→ TASK TO COMPLETE
Are you able to retype all the records below exactly?

═════ INFORMATION SUPPLIED

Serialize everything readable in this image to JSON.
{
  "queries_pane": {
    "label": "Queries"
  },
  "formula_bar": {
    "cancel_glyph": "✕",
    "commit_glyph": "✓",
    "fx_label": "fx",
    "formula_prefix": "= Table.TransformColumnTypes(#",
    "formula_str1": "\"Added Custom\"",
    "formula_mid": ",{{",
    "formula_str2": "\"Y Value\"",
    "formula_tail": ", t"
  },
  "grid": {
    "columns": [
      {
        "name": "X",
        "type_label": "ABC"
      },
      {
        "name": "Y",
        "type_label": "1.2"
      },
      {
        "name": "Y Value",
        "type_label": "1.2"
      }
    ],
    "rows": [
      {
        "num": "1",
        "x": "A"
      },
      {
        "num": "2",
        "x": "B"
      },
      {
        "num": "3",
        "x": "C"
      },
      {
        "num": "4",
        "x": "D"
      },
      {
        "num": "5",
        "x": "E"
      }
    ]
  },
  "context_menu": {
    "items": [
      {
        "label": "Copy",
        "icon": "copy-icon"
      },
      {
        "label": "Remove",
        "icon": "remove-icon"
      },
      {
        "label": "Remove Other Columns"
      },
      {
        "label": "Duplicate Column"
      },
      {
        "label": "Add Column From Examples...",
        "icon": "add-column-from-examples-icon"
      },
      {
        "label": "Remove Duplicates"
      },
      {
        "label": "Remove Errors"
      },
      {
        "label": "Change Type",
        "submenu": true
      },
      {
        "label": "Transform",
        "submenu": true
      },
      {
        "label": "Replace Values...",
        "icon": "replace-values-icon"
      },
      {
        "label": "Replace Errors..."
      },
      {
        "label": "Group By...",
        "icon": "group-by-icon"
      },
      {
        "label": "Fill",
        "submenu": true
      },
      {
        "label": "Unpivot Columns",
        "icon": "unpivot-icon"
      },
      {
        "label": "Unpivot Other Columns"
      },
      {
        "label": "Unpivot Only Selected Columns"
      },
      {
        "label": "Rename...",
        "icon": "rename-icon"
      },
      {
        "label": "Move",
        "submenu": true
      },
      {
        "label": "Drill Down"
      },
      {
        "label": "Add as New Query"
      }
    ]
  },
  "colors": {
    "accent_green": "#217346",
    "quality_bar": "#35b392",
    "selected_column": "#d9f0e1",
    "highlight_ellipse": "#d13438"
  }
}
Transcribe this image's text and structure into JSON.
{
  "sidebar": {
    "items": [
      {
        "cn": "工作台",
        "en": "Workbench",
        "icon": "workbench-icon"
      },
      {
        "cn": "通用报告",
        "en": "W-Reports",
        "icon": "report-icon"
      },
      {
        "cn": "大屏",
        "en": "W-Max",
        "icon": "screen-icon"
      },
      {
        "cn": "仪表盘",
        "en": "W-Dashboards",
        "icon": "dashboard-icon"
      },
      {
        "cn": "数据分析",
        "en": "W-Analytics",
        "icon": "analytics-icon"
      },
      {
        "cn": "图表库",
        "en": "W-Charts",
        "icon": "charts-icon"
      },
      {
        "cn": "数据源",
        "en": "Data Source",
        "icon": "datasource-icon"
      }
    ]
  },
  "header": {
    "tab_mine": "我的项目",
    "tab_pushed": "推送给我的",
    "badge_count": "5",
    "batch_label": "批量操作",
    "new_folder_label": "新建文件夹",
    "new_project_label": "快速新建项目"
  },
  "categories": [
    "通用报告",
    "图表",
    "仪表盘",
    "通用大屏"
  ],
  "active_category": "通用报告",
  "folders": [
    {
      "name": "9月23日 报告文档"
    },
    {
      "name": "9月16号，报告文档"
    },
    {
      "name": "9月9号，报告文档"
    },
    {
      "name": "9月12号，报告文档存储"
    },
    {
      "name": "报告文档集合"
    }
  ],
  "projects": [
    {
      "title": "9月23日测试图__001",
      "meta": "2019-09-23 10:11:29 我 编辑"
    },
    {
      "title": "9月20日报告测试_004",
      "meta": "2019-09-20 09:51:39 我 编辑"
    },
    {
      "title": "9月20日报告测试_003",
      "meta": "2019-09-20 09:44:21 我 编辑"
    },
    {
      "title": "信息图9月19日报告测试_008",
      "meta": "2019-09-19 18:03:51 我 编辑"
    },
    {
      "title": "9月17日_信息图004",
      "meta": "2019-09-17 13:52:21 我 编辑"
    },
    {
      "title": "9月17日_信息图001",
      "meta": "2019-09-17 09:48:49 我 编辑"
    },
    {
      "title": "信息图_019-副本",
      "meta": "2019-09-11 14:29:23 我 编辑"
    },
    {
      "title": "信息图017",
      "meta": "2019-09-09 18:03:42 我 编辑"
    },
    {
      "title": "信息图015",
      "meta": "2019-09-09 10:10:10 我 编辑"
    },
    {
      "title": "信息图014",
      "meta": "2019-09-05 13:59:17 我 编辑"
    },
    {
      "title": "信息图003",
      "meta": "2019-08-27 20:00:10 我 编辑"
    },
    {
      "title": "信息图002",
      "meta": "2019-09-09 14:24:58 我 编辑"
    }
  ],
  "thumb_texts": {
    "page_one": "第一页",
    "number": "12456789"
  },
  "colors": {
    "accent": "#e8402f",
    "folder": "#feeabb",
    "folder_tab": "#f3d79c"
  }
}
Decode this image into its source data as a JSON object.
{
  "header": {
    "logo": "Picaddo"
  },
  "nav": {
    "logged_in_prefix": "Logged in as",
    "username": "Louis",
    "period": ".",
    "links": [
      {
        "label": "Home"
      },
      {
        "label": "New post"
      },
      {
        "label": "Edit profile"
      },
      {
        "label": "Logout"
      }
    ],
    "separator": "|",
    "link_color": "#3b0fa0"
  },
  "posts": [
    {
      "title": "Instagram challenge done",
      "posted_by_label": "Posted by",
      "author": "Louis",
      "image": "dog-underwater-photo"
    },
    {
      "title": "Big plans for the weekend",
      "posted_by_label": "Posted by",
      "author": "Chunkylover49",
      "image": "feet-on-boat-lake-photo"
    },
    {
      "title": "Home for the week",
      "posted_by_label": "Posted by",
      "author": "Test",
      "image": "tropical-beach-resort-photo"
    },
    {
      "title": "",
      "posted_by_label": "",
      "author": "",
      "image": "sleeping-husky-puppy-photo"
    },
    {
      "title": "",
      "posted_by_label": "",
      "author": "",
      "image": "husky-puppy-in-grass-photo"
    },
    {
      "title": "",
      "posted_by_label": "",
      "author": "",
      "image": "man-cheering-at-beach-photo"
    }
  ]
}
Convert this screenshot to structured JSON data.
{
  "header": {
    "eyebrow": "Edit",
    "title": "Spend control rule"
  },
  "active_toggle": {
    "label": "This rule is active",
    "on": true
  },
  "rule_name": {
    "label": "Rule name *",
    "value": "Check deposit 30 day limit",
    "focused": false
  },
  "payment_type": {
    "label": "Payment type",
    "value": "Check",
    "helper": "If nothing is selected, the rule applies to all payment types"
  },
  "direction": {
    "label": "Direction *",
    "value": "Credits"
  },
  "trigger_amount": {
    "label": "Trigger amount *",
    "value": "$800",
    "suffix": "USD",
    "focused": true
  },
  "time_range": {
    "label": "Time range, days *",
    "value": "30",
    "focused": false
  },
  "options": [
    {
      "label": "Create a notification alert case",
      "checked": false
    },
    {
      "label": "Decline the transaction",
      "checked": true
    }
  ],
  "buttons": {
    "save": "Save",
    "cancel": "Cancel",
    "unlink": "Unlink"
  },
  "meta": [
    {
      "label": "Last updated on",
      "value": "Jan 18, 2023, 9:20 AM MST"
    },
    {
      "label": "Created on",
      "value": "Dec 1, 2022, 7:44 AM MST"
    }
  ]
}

══════════

→ RESULT OF THIS TASK
Serialize everything readable in this image to JSON.
{
  "queries_pane": {
    "label": "Queries"
  },
  "formula_bar": {
    "cancel_glyph": "✕",
    "commit_glyph": "✓",
    "fx_label": "fx",
    "formula_prefix": "= Table.TransformColumnTypes(#",
    "formula_str1": "\"Added Custom\"",
    "formula_mid": ",{{",
    "formula_str2": "\"Y Value\"",
    "formula_tail": ", t"
  },
  "grid": {
    "columns": [
      {
        "name": "X",
        "type_label": "ABC"
      },
      {
        "name": "Y",
        "type_label": "1.2"
      },
      {
        "name": "Y Value",
        "type_label": "1.2"
      }
    ],
    "rows": [
      {
        "num": "1",
        "x": "A"
      },
      {
        "num": "2",
        "x": "B"
      },
      {
        "num": "3",
        "x": "C"
      },
      {
        "num": "4",
        "x": "D"
      },
      {
        "num": "5",
        "x": "E"
      }
    ]
  },
  "context_menu": {
    "items": [
      {
        "label": "Copy",
        "icon": "copy-icon"
      },
      {
        "label": "Remove",
        "icon": "remove-icon"
      },
      {
        "label": "Remove Other Columns"
      },
      {
        "label": "Duplicate Column"
      },
      {
        "label": "Add Column From Examples...",
        "icon": "add-column-from-examples-icon"
      },
      {
        "label": "Remove Duplicates"
      },
      {
        "label": "Remove Errors"
      },
      {
        "label": "Change Type",
        "submenu": true
      },
      {
        "label": "Transform",
        "submenu": true
      },
      {
        "label": "Replace Values...",
        "icon": "replace-values-icon"
      },
      {
        "label": "Replace Errors..."
      },
      {
        "label": "Group By...",
        "icon": "group-by-icon"
      },
      {
        "label": "Fill",
        "submenu": true
      },
      {
        "label": "Unpivot Columns",
        "icon": "unpivot-icon"
      },
      {
        "label": "Unpivot Other Columns"
      },
      {
        "label": "Unpivot Only Selected Columns"
      },
      {
        "label": "Rename...",
        "icon": "rename-icon"
      },
      {
        "label": "Move",
        "submenu": true
      },
      {
        "label": "Drill Down"
      },
      {
        "label": "Add as New Query"
      }
    ]
  },
  "colors": {
    "accent_green": "#217346",
    "quality_bar": "#35b392",
    "selected_column": "#d9f0e1",
    "highlight_ellipse": "#d13438"
  }
}
Transcribe this image's text and structure into JSON.
{
  "sidebar": {
    "items": [
      {
        "cn": "工作台",
        "en": "Workbench",
        "icon": "workbench-icon"
      },
      {
        "cn": "通用报告",
        "en": "W-Reports",
        "icon": "report-icon"
      },
      {
        "cn": "大屏",
        "en": "W-Max",
        "icon": "screen-icon"
      },
      {
        "cn": "仪表盘",
        "en": "W-Dashboards",
        "icon": "dashboard-icon"
      },
      {
        "cn": "数据分析",
        "en": "W-Analytics",
        "icon": "analytics-icon"
      },
      {
        "cn": "图表库",
        "en": "W-Charts",
        "icon": "charts-icon"
      },
      {
        "cn": "数据源",
        "en": "Data Source",
        "icon": "datasource-icon"
      }
    ]
  },
  "header": {
    "tab_mine": "我的项目",
    "tab_pushed": "推送给我的",
    "badge_count": "5",
    "batch_label": "批量操作",
    "new_folder_label": "新建文件夹",
    "new_project_label": "快速新建项目"
  },
  "categories": [
    "通用报告",
    "图表",
    "仪表盘",
    "通用大屏"
  ],
  "active_category": "通用报告",
  "folders": [
    {
      "name": "9月23日 报告文档"
    },
    {
      "name": "9月16号，报告文档"
    },
    {
      "name": "9月9号，报告文档"
    },
    {
      "name": "9月12号，报告文档存储"
    },
    {
      "name": "报告文档集合"
    }
  ],
  "projects": [
    {
      "title": "9月23日测试图__001",
      "meta": "2019-09-23 10:11:29 我 编辑"
    },
    {
      "title": "9月20日报告测试_004",
      "meta": "2019-09-20 09:51:39 我 编辑"
    },
    {
      "title": "9月20日报告测试_003",
      "meta": "2019-09-20 09:44:21 我 编辑"
    },
    {
      "title": "信息图9月19日报告测试_008",
      "meta": "2019-09-19 18:03:51 我 编辑"
    },
    {
      "title": "9月17日_信息图004",
      "meta": "2019-09-17 13:52:21 我 编辑"
    },
    {
      "title": "9月17日_信息图001",
      "meta": "2019-09-17 09:48:49 我 编辑"
    },
    {
      "title": "信息图_019-副本",
      "meta": "2019-09-11 14:29:23 我 编辑"
    },
    {
      "title": "信息图017",
      "meta": "2019-09-09 18:03:42 我 编辑"
    },
    {
      "title": "信息图015",
      "meta": "2019-09-09 10:10:10 我 编辑"
    },
    {
      "title": "信息图014",
      "meta": "2019-09-05 13:59:17 我 编辑"
    },
    {
      "title": "信息图003",
      "meta": "2019-08-27 20:00:10 我 编辑"
    },
    {
      "title": "信息图002",
      "meta": "2019-09-09 14:24:58 我 编辑"
    }
  ],
  "thumb_texts": {
    "page_one": "第一页",
    "number": "12456789"
  },
  "colors": {
    "accent": "#e8402f",
    "folder": "#feeabb",
    "folder_tab": "#f3d79c"
  }
}
Decode this image into its source data as a JSON object.
{
  "header": {
    "logo": "Picaddo"
  },
  "nav": {
    "logged_in_prefix": "Logged in as",
    "username": "Louis",
    "period": ".",
    "links": [
      {
        "label": "Home"
      },
      {
        "label": "New post"
      },
      {
        "label": "Edit profile"
      },
      {
        "label": "Logout"
      }
    ],
    "separator": "|",
    "link_color": "#3b0fa0"
  },
  "posts": [
    {
      "title": "Instagram challenge done",
      "posted_by_label": "Posted by",
      "author": "Louis",
      "image": "dog-underwater-photo"
    },
    {
      "title": "Big plans for the weekend",
      "posted_by_label": "Posted by",
      "author": "Chunkylover49",
      "image": "feet-on-boat-lake-photo"
    },
    {
      "title": "Home for the week",
      "posted_by_label": "Posted by",
      "author": "Test",
      "image": "tropical-beach-resort-photo"
    },
    {
      "title": "",
      "posted_by_label": "",
      "author": "",
      "image": "sleeping-husky-puppy-photo"
    },
    {
      "title": "",
      "posted_by_label": "",
      "author": "",
      "image": "husky-puppy-in-grass-photo"
    },
    {
      "title": "",
      "posted_by_label": "",
      "author": "",
      "image": "man-cheering-at-beach-photo"
    }
  ]
}
Convert this screenshot to structured JSON data.
{
  "header": {
    "eyebrow": "Edit",
    "title": "Spend control rule"
  },
  "active_toggle": {
    "label": "This rule is active",
    "on": true
  },
  "rule_name": {
    "label": "Rule name *",
    "value": "Check deposit 30 day limit",
    "focused": false
  },
  "payment_type": {
    "label": "Payment type",
    "value": "Check",
    "helper": "If nothing is selected, the rule applies to all payment types"
  },
  "direction": {
    "label": "Direction *",
    "value": "Credits"
  },
  "trigger_amount": {
    "label": "Trigger amount *",
    "value": "$800",
    "suffix": "USD",
    "focused": true
  },
  "time_range": {
    "label": "Time range, days *",
    "value": "30",
    "focused": false
  },
  "options": [
    {
      "label": "Create a notification alert case",
      "checked": false
    },
    {
      "label": "Decline the transaction",
      "checked": true
    }
  ],
  "buttons": {
    "save": "Save",
    "cancel": "Cancel",
    "unlink": "Unlink"
  },
  "meta": [
    {
      "label": "Last updated on",
      "value": "Jan 18, 2023, 9:20 AM MST"
    },
    {
      "label": "Created on",
      "value": "Dec 1, 2022, 7:44 AM MST"
    }
  ]
}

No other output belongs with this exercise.